--- Start MATERIALS PROVIDED ---

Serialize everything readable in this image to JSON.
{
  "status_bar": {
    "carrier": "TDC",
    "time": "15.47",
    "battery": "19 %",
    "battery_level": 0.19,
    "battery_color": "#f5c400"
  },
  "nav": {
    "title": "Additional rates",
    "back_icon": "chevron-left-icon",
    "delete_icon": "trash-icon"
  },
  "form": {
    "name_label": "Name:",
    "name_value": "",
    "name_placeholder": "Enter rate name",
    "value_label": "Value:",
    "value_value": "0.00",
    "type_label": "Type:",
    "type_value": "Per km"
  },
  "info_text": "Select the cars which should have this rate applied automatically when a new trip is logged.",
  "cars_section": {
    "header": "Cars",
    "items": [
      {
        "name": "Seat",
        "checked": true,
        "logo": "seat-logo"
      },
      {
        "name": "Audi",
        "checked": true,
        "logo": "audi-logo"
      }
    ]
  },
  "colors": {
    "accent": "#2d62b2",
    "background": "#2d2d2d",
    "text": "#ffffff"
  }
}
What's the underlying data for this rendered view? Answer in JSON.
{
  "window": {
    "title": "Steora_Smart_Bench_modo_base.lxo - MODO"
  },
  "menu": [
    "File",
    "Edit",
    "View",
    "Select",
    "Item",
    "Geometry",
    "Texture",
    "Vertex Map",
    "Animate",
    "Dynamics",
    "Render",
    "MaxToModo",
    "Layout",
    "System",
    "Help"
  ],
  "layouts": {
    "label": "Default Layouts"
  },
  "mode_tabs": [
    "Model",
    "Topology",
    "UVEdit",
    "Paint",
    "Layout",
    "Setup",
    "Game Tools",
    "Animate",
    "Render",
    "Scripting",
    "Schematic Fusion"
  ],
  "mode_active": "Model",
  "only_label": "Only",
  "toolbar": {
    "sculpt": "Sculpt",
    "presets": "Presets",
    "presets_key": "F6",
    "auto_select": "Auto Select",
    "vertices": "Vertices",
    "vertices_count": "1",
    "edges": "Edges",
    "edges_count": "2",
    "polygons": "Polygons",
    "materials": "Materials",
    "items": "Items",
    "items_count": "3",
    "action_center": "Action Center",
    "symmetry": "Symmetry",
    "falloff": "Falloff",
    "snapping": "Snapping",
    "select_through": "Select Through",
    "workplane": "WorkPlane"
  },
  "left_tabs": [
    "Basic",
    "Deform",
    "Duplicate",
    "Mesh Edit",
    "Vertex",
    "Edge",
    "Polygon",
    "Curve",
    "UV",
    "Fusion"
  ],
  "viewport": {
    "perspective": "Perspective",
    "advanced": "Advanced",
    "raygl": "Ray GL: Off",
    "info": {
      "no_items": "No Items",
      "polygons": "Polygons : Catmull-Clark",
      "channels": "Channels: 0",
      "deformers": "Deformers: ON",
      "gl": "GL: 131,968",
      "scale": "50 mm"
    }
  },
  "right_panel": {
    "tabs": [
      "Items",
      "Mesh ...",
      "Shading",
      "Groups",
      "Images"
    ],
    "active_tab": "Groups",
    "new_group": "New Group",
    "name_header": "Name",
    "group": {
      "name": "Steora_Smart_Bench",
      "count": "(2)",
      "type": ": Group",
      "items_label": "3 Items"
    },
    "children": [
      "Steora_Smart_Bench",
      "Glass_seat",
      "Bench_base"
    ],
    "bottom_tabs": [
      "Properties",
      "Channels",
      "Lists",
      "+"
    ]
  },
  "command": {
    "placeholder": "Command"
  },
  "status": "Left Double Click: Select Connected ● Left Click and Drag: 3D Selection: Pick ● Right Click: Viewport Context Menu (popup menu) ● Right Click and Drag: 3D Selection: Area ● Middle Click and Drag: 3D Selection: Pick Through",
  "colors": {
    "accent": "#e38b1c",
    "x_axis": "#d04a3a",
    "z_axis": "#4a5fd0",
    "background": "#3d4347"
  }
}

--- End MATERIALS PROVIDED ---

Your task is to repeat the data exactly; please include every line.

» COMPLETED TASK:
Serialize everything readable in this image to JSON.
{
  "status_bar": {
    "carrier": "TDC",
    "time": "15.47",
    "battery": "19 %",
    "battery_level": 0.19,
    "battery_color": "#f5c400"
  },
  "nav": {
    "title": "Additional rates",
    "back_icon": "chevron-left-icon",
    "delete_icon": "trash-icon"
  },
  "form": {
    "name_label": "Name:",
    "name_value": "",
    "name_placeholder": "Enter rate name",
    "value_label": "Value:",
    "value_value": "0.00",
    "type_label": "Type:",
    "type_value": "Per km"
  },
  "info_text": "Select the cars which should have this rate applied automatically when a new trip is logged.",
  "cars_section": {
    "header": "Cars",
    "items": [
      {
        "name": "Seat",
        "checked": true,
        "logo": "seat-logo"
      },
      {
        "name": "Audi",
        "checked": true,
        "logo": "audi-logo"
      }
    ]
  },
  "colors": {
    "accent": "#2d62b2",
    "background": "#2d2d2d",
    "text": "#ffffff"
  }
}
What's the underlying data for this rendered view? Answer in JSON.
{
  "window": {
    "title": "Steora_Smart_Bench_modo_base.lxo - MODO"
  },
  "menu": [
    "File",
    "Edit",
    "View",
    "Select",
    "Item",
    "Geometry",
    "Texture",
    "Vertex Map",
    "Animate",
    "Dynamics",
    "Render",
    "MaxToModo",
    "Layout",
    "System",
    "Help"
  ],
  "layouts": {
    "label": "Default Layouts"
  },
  "mode_tabs": [
    "Model",
    "Topology",
    "UVEdit",
    "Paint",
    "Layout",
    "Setup",
    "Game Tools",
    "Animate",
    "Render",
    "Scripting",
    "Schematic Fusion"
  ],
  "mode_active": "Model",
  "only_label": "Only",
  "toolbar": {
    "sculpt": "Sculpt",
    "presets": "Presets",
    "presets_key": "F6",
    "auto_select": "Auto Select",
    "vertices": "Vertices",
    "vertices_count": "1",
    "edges": "Edges",
    "edges_count": "2",
    "polygons": "Polygons",
    "materials": "Materials",
    "items": "Items",
    "items_count": "3",
    "action_center": "Action Center",
    "symmetry": "Symmetry",
    "falloff": "Falloff",
    "snapping": "Snapping",
    "select_through": "Select Through",
    "workplane": "WorkPlane"
  },
  "left_tabs": [
    "Basic",
    "Deform",
    "Duplicate",
    "Mesh Edit",
    "Vertex",
    "Edge",
    "Polygon",
    "Curve",
    "UV",
    "Fusion"
  ],
  "viewport": {
    "perspective": "Perspective",
    "advanced": "Advanced",
    "raygl": "Ray GL: Off",
    "info": {
      "no_items": "No Items",
      "polygons": "Polygons : Catmull-Clark",
      "channels": "Channels: 0",
      "deformers": "Deformers: ON",
      "gl": "GL: 131,968",
      "scale": "50 mm"
    }
  },
  "right_panel": {
    "tabs": [
      "Items",
      "Mesh ...",
      "Shading",
      "Groups",
      "Images"
    ],
    "active_tab": "Groups",
    "new_group": "New Group",
    "name_header": "Name",
    "group": {
      "name": "Steora_Smart_Bench",
      "count": "(2)",
      "type": ": Group",
      "items_label": "3 Items"
    },
    "children": [
      "Steora_Smart_Bench",
      "Glass_seat",
      "Bench_base"
    ],
    "bottom_tabs": [
      "Properties",
      "Channels",
      "Lists",
      "+"
    ]
  },
  "command": {
    "placeholder": "Command"
  },
  "status": "Left Double Click: Select Connected ● Left Click and Drag: 3D Selection: Pick ● Right Click: Viewport Context Menu (popup menu) ● Right Click and Drag: 3D Selection: Area ● Middle Click and Drag: 3D Selection: Pick Through",
  "colors": {
    "accent": "#e38b1c",
    "x_axis": "#d04a3a",
    "z_axis": "#4a5fd0",
    "background": "#3d4347"
  }
}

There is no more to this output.